Work to be completed: Reproduce each line of the material exactly, minus any picture.

Extracted information:

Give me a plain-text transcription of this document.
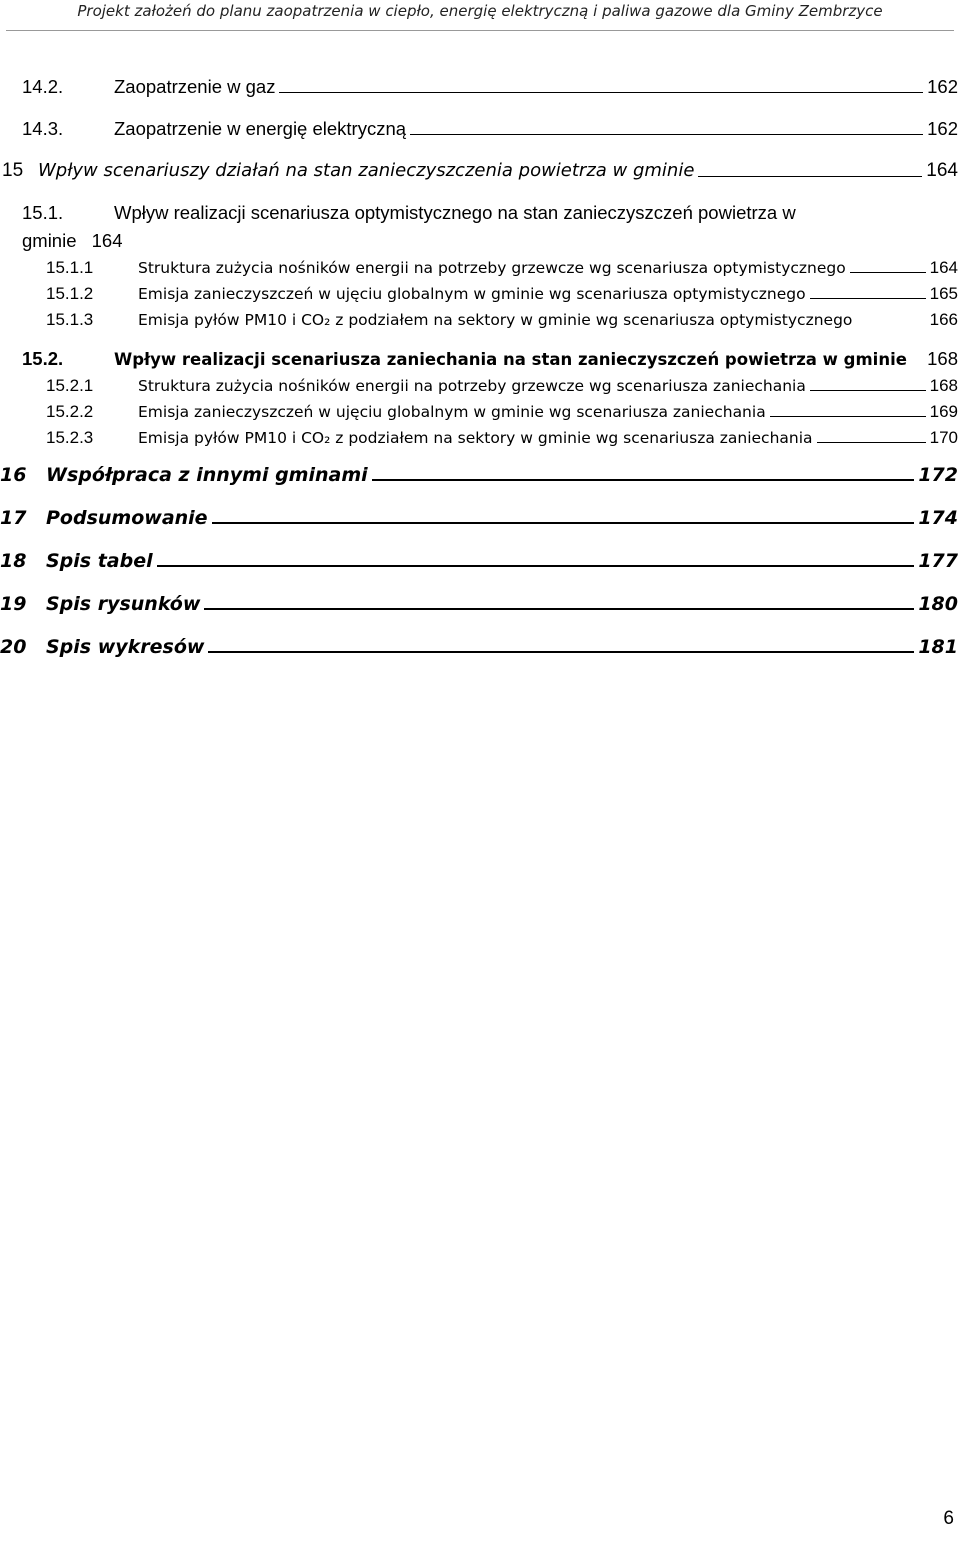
Projekt założeń do planu zaopatrzenia w ciepło, energię elektryczną i paliwa gazowe dla Gminy Zembrzyce
14.2.	Zaopatrzenie w gaz	162
14.3.	Zaopatrzenie w energię elektryczną	162
15 Wpływ scenariuszy działań na stan zanieczyszczenia powietrza w gminie	164
15.1.	Wpływ realizacji scenariusza optymistycznego na stan zanieczyszczeń powietrza w
gminie 164
15.1.1	Struktura zużycia nośników energii na potrzeby grzewcze wg scenariusza optymistycznego	164
15.1.2	Emisja zanieczyszczeń w ujęciu globalnym w gminie wg scenariusza optymistycznego	165
15.1.3	Emisja pyłów PM10 i CO₂ z podziałem na sektory w gminie wg scenariusza optymistycznego	166
15.2.	Wpływ realizacji scenariusza zaniechania na stan zanieczyszczeń powietrza w gminie 168
15.2.1	Struktura zużycia nośników energii na potrzeby grzewcze wg scenariusza zaniechania	168
15.2.2	Emisja zanieczyszczeń w ujęciu globalnym w gminie wg scenariusza zaniechania	169
15.2.3	Emisja pyłów PM10 i CO₂ z podziałem na sektory w gminie wg scenariusza zaniechania	170
16	Współpraca z innymi gminami	172
17	Podsumowanie	174
18	Spis tabel	177
19	Spis rysunków	180
20	Spis wykresów	181
6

Response to the exercise:
Give me a plain-text transcription of this document.
Projekt założeń do planu zaopatrzenia w ciepło, energię elektryczną i paliwa gazowe dla Gminy Zembrzyce
14.2.	Zaopatrzenie w gaz	162
14.3.	Zaopatrzenie w energię elektryczną	162
15 Wpływ scenariuszy działań na stan zanieczyszczenia powietrza w gminie	164
15.1.	Wpływ realizacji scenariusza optymistycznego na stan zanieczyszczeń powietrza w
gminie 164
15.1.1	Struktura zużycia nośników energii na potrzeby grzewcze wg scenariusza optymistycznego	164
15.1.2	Emisja zanieczyszczeń w ujęciu globalnym w gminie wg scenariusza optymistycznego	165
15.1.3	Emisja pyłów PM10 i CO₂ z podziałem na sektory w gminie wg scenariusza optymistycznego	166
15.2.	Wpływ realizacji scenariusza zaniechania na stan zanieczyszczeń powietrza w gminie 168
15.2.1	Struktura zużycia nośników energii na potrzeby grzewcze wg scenariusza zaniechania	168
15.2.2	Emisja zanieczyszczeń w ujęciu globalnym w gminie wg scenariusza zaniechania	169
15.2.3	Emisja pyłów PM10 i CO₂ z podziałem na sektory w gminie wg scenariusza zaniechania	170
16	Współpraca z innymi gminami	172
17	Podsumowanie	174
18	Spis tabel	177
19	Spis rysunków	180
20	Spis wykresów	181
6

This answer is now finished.